> EXERCISE BRIEF:
Pictures in the data below are not part of the copy; transcribe everything else exactly.

> MATERIAL SUPPLIED:
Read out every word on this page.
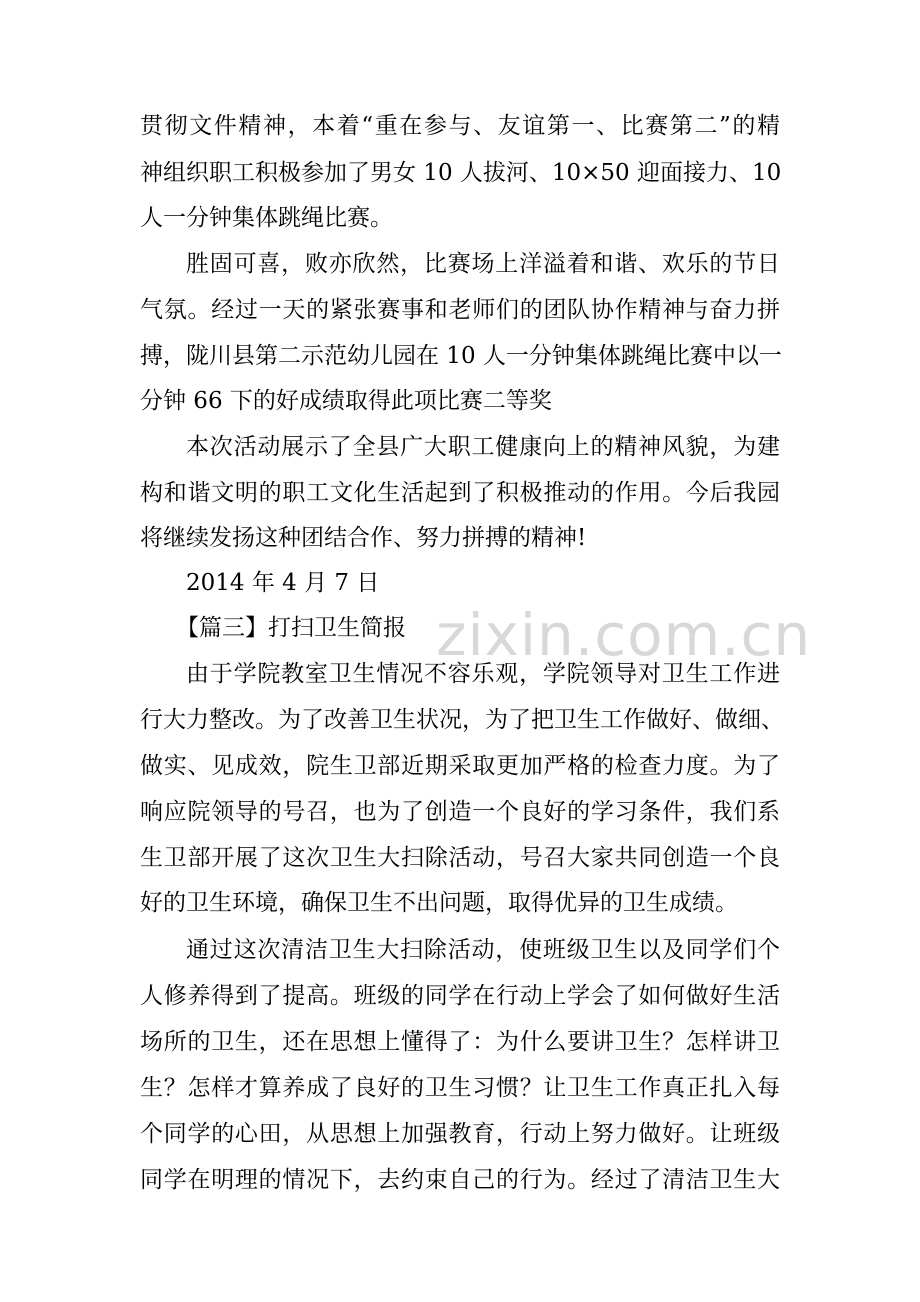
zixin.com.cn
贯彻文件精神，本着“重在参与、友谊第一、比赛第二”的精
神组织职工积极参加了男女 10 人拔河、10×50 迎面接力、10
人一分钟集体跳绳比赛。
胜固可喜，败亦欣然，比赛场上洋溢着和谐、欢乐的节日
气氛。经过一天的紧张赛事和老师们的团队协作精神与奋力拼
搏，陇川县第二示范幼儿园在 10 人一分钟集体跳绳比赛中以一
分钟 66 下的好成绩取得此项比赛二等奖
本次活动展示了全县广大职工健康向上的精神风貌，为建
构和谐文明的职工文化生活起到了积极推动的作用。今后我园
将继续发扬这种团结合作、努力拼搏的精神!
2014 年 4 月 7 日
【篇三】打扫卫生简报
由于学院教室卫生情况不容乐观，学院领导对卫生工作进
行大力整改。为了改善卫生状况，为了把卫生工作做好、做细、
做实、见成效，院生卫部近期采取更加严格的检查力度。为了
响应院领导的号召，也为了创造一个良好的学习条件，我们系
生卫部开展了这次卫生大扫除活动，号召大家共同创造一个良
好的卫生环境，确保卫生不出问题，取得优异的卫生成绩。
通过这次清洁卫生大扫除活动，使班级卫生以及同学们个
人修养得到了提高。班级的同学在行动上学会了如何做好生活
场所的卫生，还在思想上懂得了：为什么要讲卫生？怎样讲卫
生？怎样才算养成了良好的卫生习惯？让卫生工作真正扎入每
个同学的心田，从思想上加强教育，行动上努力做好。让班级
同学在明理的情况下，去约束自己的行为。经过了清洁卫生大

> RESPONSE BELOW:
Read out every word on this page.
zixin.com.cn
贯彻文件精神，本着“重在参与、友谊第一、比赛第二”的精
神组织职工积极参加了男女 10 人拔河、10×50 迎面接力、10
人一分钟集体跳绳比赛。
胜固可喜，败亦欣然，比赛场上洋溢着和谐、欢乐的节日
气氛。经过一天的紧张赛事和老师们的团队协作精神与奋力拼
搏，陇川县第二示范幼儿园在 10 人一分钟集体跳绳比赛中以一
分钟 66 下的好成绩取得此项比赛二等奖
本次活动展示了全县广大职工健康向上的精神风貌，为建
构和谐文明的职工文化生活起到了积极推动的作用。今后我园
将继续发扬这种团结合作、努力拼搏的精神!
2014 年 4 月 7 日
【篇三】打扫卫生简报
由于学院教室卫生情况不容乐观，学院领导对卫生工作进
行大力整改。为了改善卫生状况，为了把卫生工作做好、做细、
做实、见成效，院生卫部近期采取更加严格的检查力度。为了
响应院领导的号召，也为了创造一个良好的学习条件，我们系
生卫部开展了这次卫生大扫除活动，号召大家共同创造一个良
好的卫生环境，确保卫生不出问题，取得优异的卫生成绩。
通过这次清洁卫生大扫除活动，使班级卫生以及同学们个
人修养得到了提高。班级的同学在行动上学会了如何做好生活
场所的卫生，还在思想上懂得了：为什么要讲卫生？怎样讲卫
生？怎样才算养成了良好的卫生习惯？让卫生工作真正扎入每
个同学的心田，从思想上加强教育，行动上努力做好。让班级
同学在明理的情况下，去约束自己的行为。经过了清洁卫生大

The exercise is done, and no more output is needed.